Instructions to follow: Leave the pictures out and print every record below exactly as it stands.

Entries from a dataset:
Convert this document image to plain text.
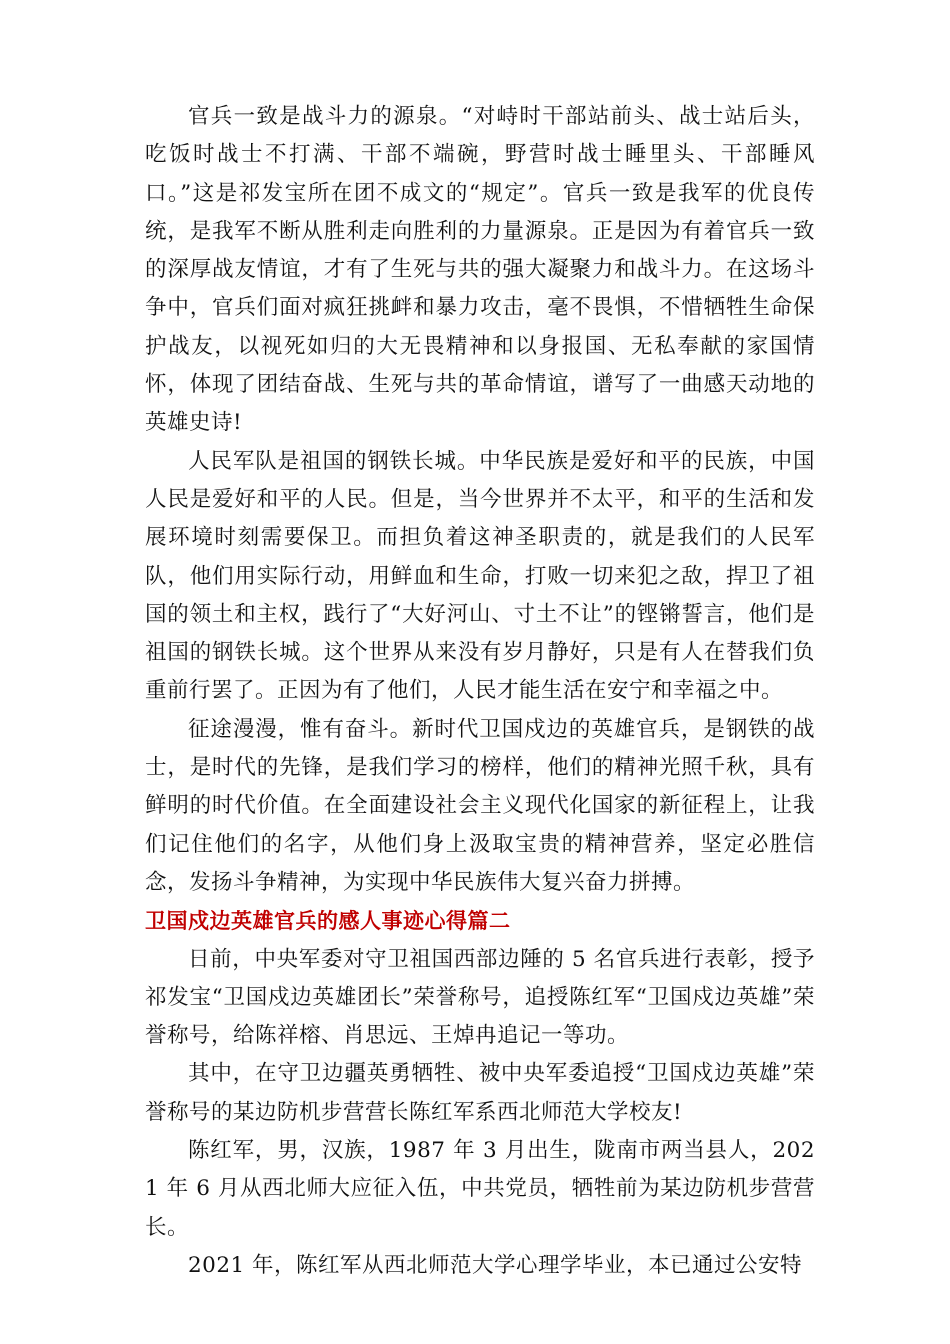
官兵一致是战斗力的源泉。“对峙时干部站前头、战士站后头，吃饭时战士不打满、干部不端碗，野营时战士睡里头、干部睡风口。”这是祁发宝所在团不成文的“规定”。官兵一致是我军的优良传统，是我军不断从胜利走向胜利的力量源泉。正是因为有着官兵一致的深厚战友情谊，才有了生死与共的强大凝聚力和战斗力。在这场斗争中，官兵们面对疯狂挑衅和暴力攻击，毫不畏惧，不惜牺牲生命保护战友，以视死如归的大无畏精神和以身报国、无私奉献的家国情怀，体现了团结奋战、生死与共的革命情谊，谱写了一曲感天动地的英雄史诗!

人民军队是祖国的钢铁长城。中华民族是爱好和平的民族，中国人民是爱好和平的人民。但是，当今世界并不太平，和平的生活和发展环境时刻需要保卫。而担负着这神圣职责的，就是我们的人民军队，他们用实际行动，用鲜血和生命，打败一切来犯之敌，捍卫了祖国的领土和主权，践行了“大好河山、寸土不让”的铿锵誓言，他们是祖国的钢铁长城。这个世界从来没有岁月静好，只是有人在替我们负重前行罢了。正因为有了他们，人民才能生活在安宁和幸福之中。

征途漫漫，惟有奋斗。新时代卫国戍边的英雄官兵，是钢铁的战士，是时代的先锋，是我们学习的榜样，他们的精神光照千秋，具有鲜明的时代价值。在全面建设社会主义现代化国家的新征程上，让我们记住他们的名字，从他们身上汲取宝贵的精神营养，坚定必胜信念，发扬斗争精神，为实现中华民族伟大复兴奋力拼搏。

卫国戍边英雄官兵的感人事迹心得篇二

日前，中央军委对守卫祖国西部边陲的 5 名官兵进行表彰，授予祁发宝“卫国戍边英雄团长”荣誉称号，追授陈红军“卫国戍边英雄”荣誉称号，给陈祥榕、肖思远、王焯冉追记一等功。

其中，在守卫边疆英勇牺牲、被中央军委追授“卫国戍边英雄”荣誉称号的某边防机步营营长陈红军系西北师范大学校友!

陈红军，男，汉族，1987 年 3 月出生，陇南市两当县人，2021 年 6 月从西北师大应征入伍，中共党员，牺牲前为某边防机步营营长。

2021 年，陈红军从西北师范大学心理学毕业，本已通过公安特
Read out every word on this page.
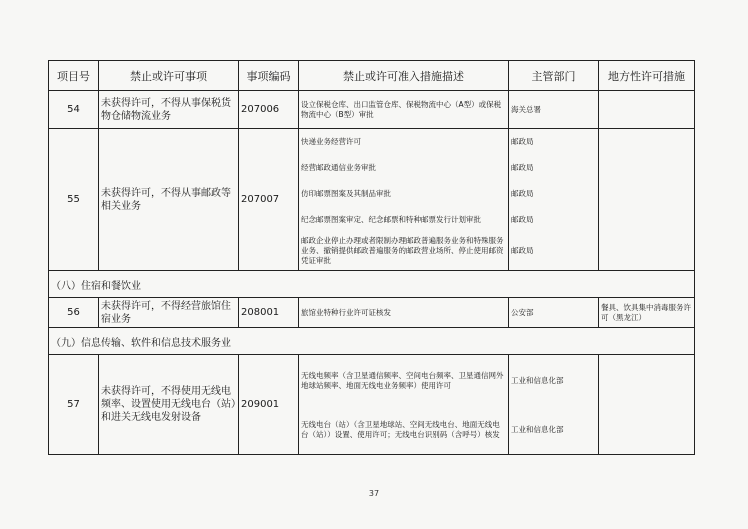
项目号	禁止或许可事项	事项编码	禁止或许可准入措施描述	主管部门	地方性许可措施
54	未获得许可，不得从事保税货物仓储物流业务	207006	设立保税仓库、出口监管仓库、保税物流中心（A型）或保税物流中心（B型）审批	海关总署	
55	未获得许可，不得从事邮政等相关业务	207007	快递业务经营许可	邮政局	
			经营邮政通信业务审批	邮政局	
			仿印邮票图案及其制品审批	邮政局	
			纪念邮票图案审定、纪念邮票和特种邮票发行计划审批	邮政局	
			邮政企业停止办理或者限制办理邮政普遍服务业务和特殊服务业务、撤销提供邮政普遍服务的邮政营业场所、停止使用邮资凭证审批	邮政局	
（八）住宿和餐饮业					
56	未获得许可，不得经营旅馆住宿业务	208001	旅馆业特种行业许可证核发	公安部	餐具、饮具集中消毒服务许可（黑龙江）
（九）信息传输、软件和信息技术服务业					
57	未获得许可，不得使用无线电频率、设置使用无线电台（站）和进关无线电发射设备	209001	无线电频率（含卫星通信频率、空间电台频率、卫星通信网外地球站频率、地面无线电业务频率）使用许可	工业和信息化部	
			无线电台（站）（含卫星地球站、空间无线电台、地面无线电台（站））设置、使用许可；无线电台识别码（含呼号）核发	工业和信息化部	
37
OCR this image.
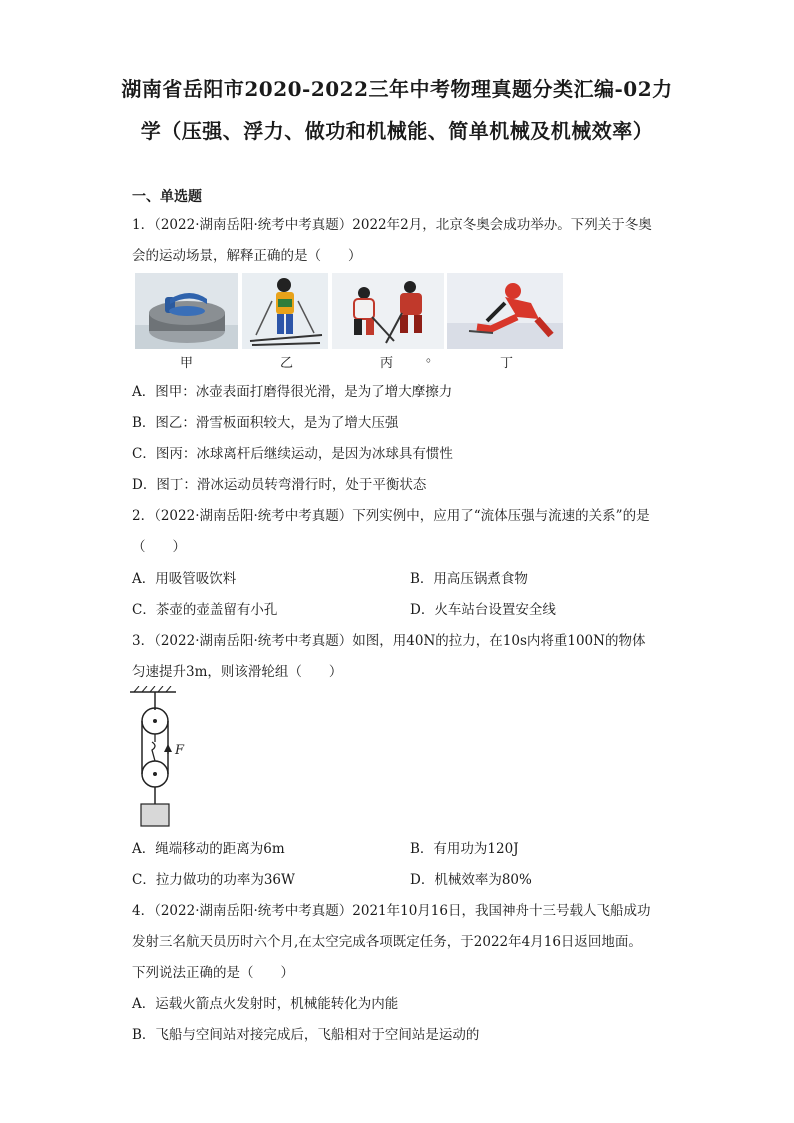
湖南省岳阳市2020-2022三年中考物理真题分类汇编-02力
学（压强、浮力、做功和机械能、简单机械及机械效率）
一、单选题
1．（2022·湖南岳阳·统考中考真题）2022年2月，北京冬奥会成功举办。下列关于冬奥
会的运动场景，解释正确的是（　　）
甲	乙	丙	。	丁
A．图甲：冰壶表面打磨得很光滑，是为了增大摩擦力
B．图乙：滑雪板面积较大，是为了增大压强
C．图丙：冰球离杆后继续运动，是因为冰球具有惯性
D．图丁：滑冰运动员转弯滑行时，处于平衡状态
2．（2022·湖南岳阳·统考中考真题）下列实例中，应用了“流体压强与流速的关系”的是
（　　）
A．用吸管吸饮料	B．用高压锅煮食物
C．茶壶的壶盖留有小孔	D．火车站台设置安全线
3．（2022·湖南岳阳·统考中考真题）如图，用40N的拉力，在10s内将重100N的物体
匀速提升3m，则该滑轮组（　　）
F
A．绳端移动的距离为6m	B．有用功为120J
C．拉力做功的功率为36W	D．机械效率为80%
4．（2022·湖南岳阳·统考中考真题）2021年10月16日，我国神舟十三号载人飞船成功
发射三名航天员历时六个月,在太空完成各项既定任务，于2022年4月16日返回地面。
下列说法正确的是（　　）
A．运载火箭点火发射时，机械能转化为内能
B．飞船与空间站对接完成后，飞船相对于空间站是运动的
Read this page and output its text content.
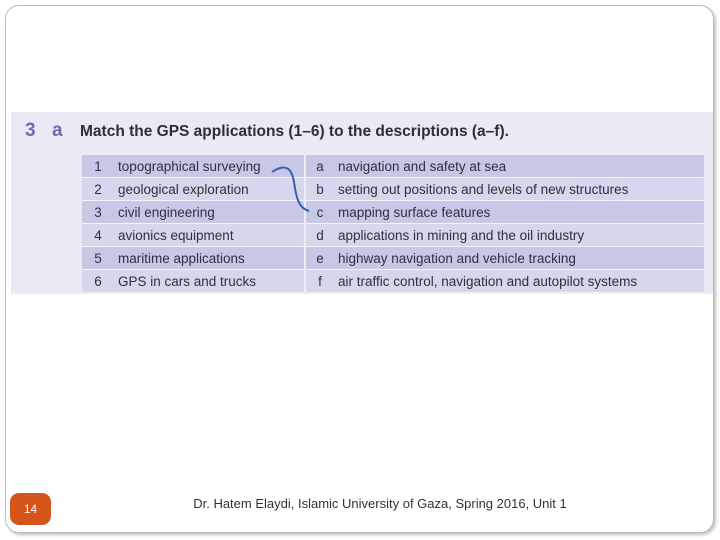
3 a Match the GPS applications (1–6) to the descriptions (a–f).
1	topographical surveying	a	navigation and safety at sea
2	geological exploration	b	setting out positions and levels of new structures
3	civil engineering	c	mapping surface features
4	avionics equipment	d	applications in mining and the oil industry
5	maritime applications	e	highway navigation and vehicle tracking
6	GPS in cars and trucks	f	air traffic control, navigation and autopilot systems
14	Dr. Hatem Elaydi, Islamic University of Gaza, Spring 2016, Unit 1
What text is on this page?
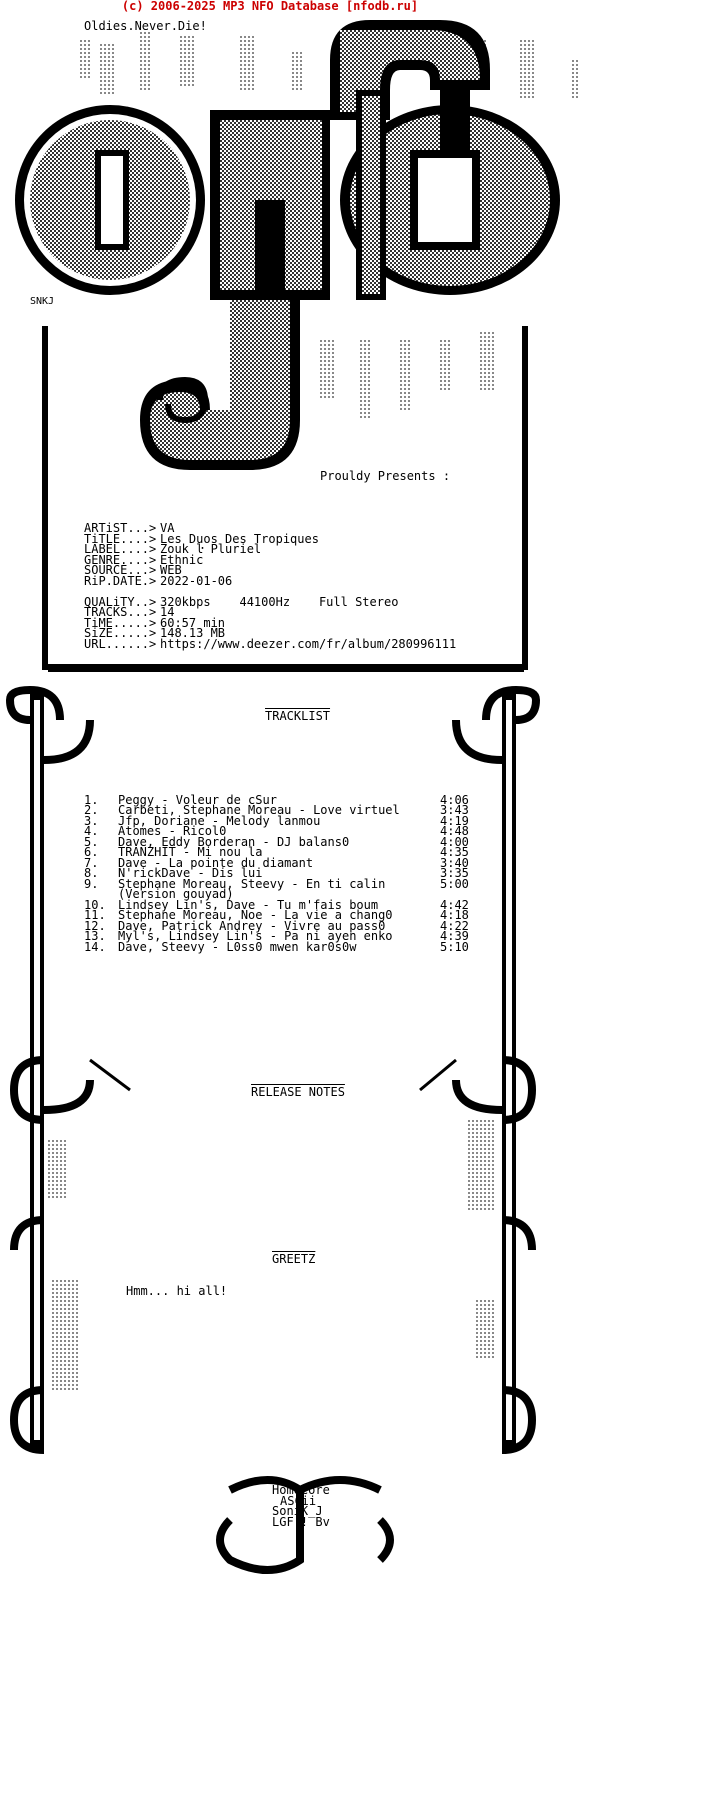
(c) 2006-2025 MP3 NFO Database [nfodb.ru]
Oldies.Never.Die!
SNKJ
Prouldy Presents :
ARTiST...> VA
TiTLE....> Les Duos Des Tropiques
LABEL....> Zouk ŀ Pluriel
GENRE....> Ethnic
SOURCE...> WEB
RiP.DATE.> 2022-01-06
QUALiTY..> 320kbps    44100Hz    Full Stereo
TRACKS...> 14
TiME.....> 60:57 min
SiZE.....> 148.13 MB
URL......> https://www.deezer.com/fr/album/280996111
TRACKLIST
1. Peggy - Voleur de cSur	4:06
2. Carbeti, Stephane Moreau - Love virtuel	3:43
3. Jfp, Doriane - Melody lanmou	4:19
4. Atomes - Ricol0	4:48
5. Dave, Eddy Borderan - DJ balans0	4:00
6. TRANZHIT - Mi nou la	4:35
7. Dave - La pointe du diamant	3:40
8. N'rickDave - Dis lui	3:35
9. Stephane Moreau, Steevy - En ti calin	5:00
(Version gouyad)
10. Lindsey Lin's, Dave - Tu m'fais boum	4:42
11. Stephane Moreau, Noe - La vie a chang0	4:18
12. Dave, Patrick Andrey - Vivre au pass0	4:22
13. Myl's, Lindsey Lin's - Pa ni ayen enko	4:39
14. Dave, Steevy - L0ss0 mwen kar0s0w	5:10
RELEASE NOTES
GREETZ
Hmm... hi all!
HomeCore
ASCii
SoniK_J
LGF ! Bv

Task solution:
Convert this document image to plain text.
官兵一致是战斗力的源泉。“对峙时干部站前头、战士站后头，吃饭时战士不打满、干部不端碗，野营时战士睡里头、干部睡风口。”这是祁发宝所在团不成文的“规定”。官兵一致是我军的优良传统，是我军不断从胜利走向胜利的力量源泉。正是因为有着官兵一致的深厚战友情谊，才有了生死与共的强大凝聚力和战斗力。在这场斗争中，官兵们面对疯狂挑衅和暴力攻击，毫不畏惧，不惜牺牲生命保护战友，以视死如归的大无畏精神和以身报国、无私奉献的家国情怀，体现了团结奋战、生死与共的革命情谊，谱写了一曲感天动地的英雄史诗!

人民军队是祖国的钢铁长城。中华民族是爱好和平的民族，中国人民是爱好和平的人民。但是，当今世界并不太平，和平的生活和发展环境时刻需要保卫。而担负着这神圣职责的，就是我们的人民军队，他们用实际行动，用鲜血和生命，打败一切来犯之敌，捍卫了祖国的领土和主权，践行了“大好河山、寸土不让”的铿锵誓言，他们是祖国的钢铁长城。这个世界从来没有岁月静好，只是有人在替我们负重前行罢了。正因为有了他们，人民才能生活在安宁和幸福之中。

征途漫漫，惟有奋斗。新时代卫国戍边的英雄官兵，是钢铁的战士，是时代的先锋，是我们学习的榜样，他们的精神光照千秋，具有鲜明的时代价值。在全面建设社会主义现代化国家的新征程上，让我们记住他们的名字，从他们身上汲取宝贵的精神营养，坚定必胜信念，发扬斗争精神，为实现中华民族伟大复兴奋力拼搏。

卫国戍边英雄官兵的感人事迹心得篇二

日前，中央军委对守卫祖国西部边陲的 5 名官兵进行表彰，授予祁发宝“卫国戍边英雄团长”荣誉称号，追授陈红军“卫国戍边英雄”荣誉称号，给陈祥榕、肖思远、王焯冉追记一等功。

其中，在守卫边疆英勇牺牲、被中央军委追授“卫国戍边英雄”荣誉称号的某边防机步营营长陈红军系西北师范大学校友!

陈红军，男，汉族，1987 年 3 月出生，陇南市两当县人，2021 年 6 月从西北师大应征入伍，中共党员，牺牲前为某边防机步营营长。

2021 年，陈红军从西北师范大学心理学毕业，本已通过公安特
Read out every word on this page.
项目号	禁止或许可事项	事项编码	禁止或许可准入措施描述	主管部门	地方性许可措施
54	未获得许可，不得从事保税货物仓储物流业务	207006	设立保税仓库、出口监管仓库、保税物流中心（A型）或保税物流中心（B型）审批	海关总署	
55	未获得许可，不得从事邮政等相关业务	207007	快递业务经营许可	邮政局	
			经营邮政通信业务审批	邮政局	
			仿印邮票图案及其制品审批	邮政局	
			纪念邮票图案审定、纪念邮票和特种邮票发行计划审批	邮政局	
			邮政企业停止办理或者限制办理邮政普遍服务业务和特殊服务业务、撤销提供邮政普遍服务的邮政营业场所、停止使用邮资凭证审批	邮政局	
（八）住宿和餐饮业					
56	未获得许可，不得经营旅馆住宿业务	208001	旅馆业特种行业许可证核发	公安部	餐具、饮具集中消毒服务许可（黑龙江）
（九）信息传输、软件和信息技术服务业					
57	未获得许可，不得使用无线电频率、设置使用无线电台（站）和进关无线电发射设备	209001	无线电频率（含卫星通信频率、空间电台频率、卫星通信网外地球站频率、地面无线电业务频率）使用许可	工业和信息化部	
			无线电台（站）（含卫星地球站、空间无线电台、地面无线电台（站））设置、使用许可；无线电台识别码（含呼号）核发	工业和信息化部	
37
OCR this image.
湖南省岳阳市2020-2022三年中考物理真题分类汇编-02力
学（压强、浮力、做功和机械能、简单机械及机械效率）
一、单选题
1．（2022·湖南岳阳·统考中考真题）2022年2月，北京冬奥会成功举办。下列关于冬奥
会的运动场景，解释正确的是（　　）
甲	乙	丙	。	丁
A．图甲：冰壶表面打磨得很光滑，是为了增大摩擦力
B．图乙：滑雪板面积较大，是为了增大压强
C．图丙：冰球离杆后继续运动，是因为冰球具有惯性
D．图丁：滑冰运动员转弯滑行时，处于平衡状态
2．（2022·湖南岳阳·统考中考真题）下列实例中，应用了“流体压强与流速的关系”的是
（　　）
A．用吸管吸饮料	B．用高压锅煮食物
C．茶壶的壶盖留有小孔	D．火车站台设置安全线
3．（2022·湖南岳阳·统考中考真题）如图，用40N的拉力，在10s内将重100N的物体
匀速提升3m，则该滑轮组（　　）
F
A．绳端移动的距离为6m	B．有用功为120J
C．拉力做功的功率为36W	D．机械效率为80%
4．（2022·湖南岳阳·统考中考真题）2021年10月16日，我国神舟十三号载人飞船成功
发射三名航天员历时六个月,在太空完成各项既定任务，于2022年4月16日返回地面。
下列说法正确的是（　　）
A．运载火箭点火发射时，机械能转化为内能
B．飞船与空间站对接完成后，飞船相对于空间站是运动的
Read this page and output its text content.
3 a Match the GPS applications (1–6) to the descriptions (a–f).
1	topographical surveying	a	navigation and safety at sea
2	geological exploration	b	setting out positions and levels of new structures
3	civil engineering	c	mapping surface features
4	avionics equipment	d	applications in mining and the oil industry
5	maritime applications	e	highway navigation and vehicle tracking
6	GPS in cars and trucks	f	air traffic control, navigation and autopilot systems
14	Dr. Hatem Elaydi, Islamic University of Gaza, Spring 2016, Unit 1
What text is on this page?
(c) 2006-2025 MP3 NFO Database [nfodb.ru]
Oldies.Never.Die!
SNKJ
Prouldy Presents :
ARTiST...> VA
TiTLE....> Les Duos Des Tropiques
LABEL....> Zouk ŀ Pluriel
GENRE....> Ethnic
SOURCE...> WEB
RiP.DATE.> 2022-01-06
QUALiTY..> 320kbps    44100Hz    Full Stereo
TRACKS...> 14
TiME.....> 60:57 min
SiZE.....> 148.13 MB
URL......> https://www.deezer.com/fr/album/280996111
TRACKLIST
1. Peggy - Voleur de cSur	4:06
2. Carbeti, Stephane Moreau - Love virtuel	3:43
3. Jfp, Doriane - Melody lanmou	4:19
4. Atomes - Ricol0	4:48
5. Dave, Eddy Borderan - DJ balans0	4:00
6. TRANZHIT - Mi nou la	4:35
7. Dave - La pointe du diamant	3:40
8. N'rickDave - Dis lui	3:35
9. Stephane Moreau, Steevy - En ti calin	5:00
(Version gouyad)
10. Lindsey Lin's, Dave - Tu m'fais boum	4:42
11. Stephane Moreau, Noe - La vie a chang0	4:18
12. Dave, Patrick Andrey - Vivre au pass0	4:22
13. Myl's, Lindsey Lin's - Pa ni ayen enko	4:39
14. Dave, Steevy - L0ss0 mwen kar0s0w	5:10
RELEASE NOTES
GREETZ
Hmm... hi all!
HomeCore
ASCii
SoniK_J
LGF ! Bv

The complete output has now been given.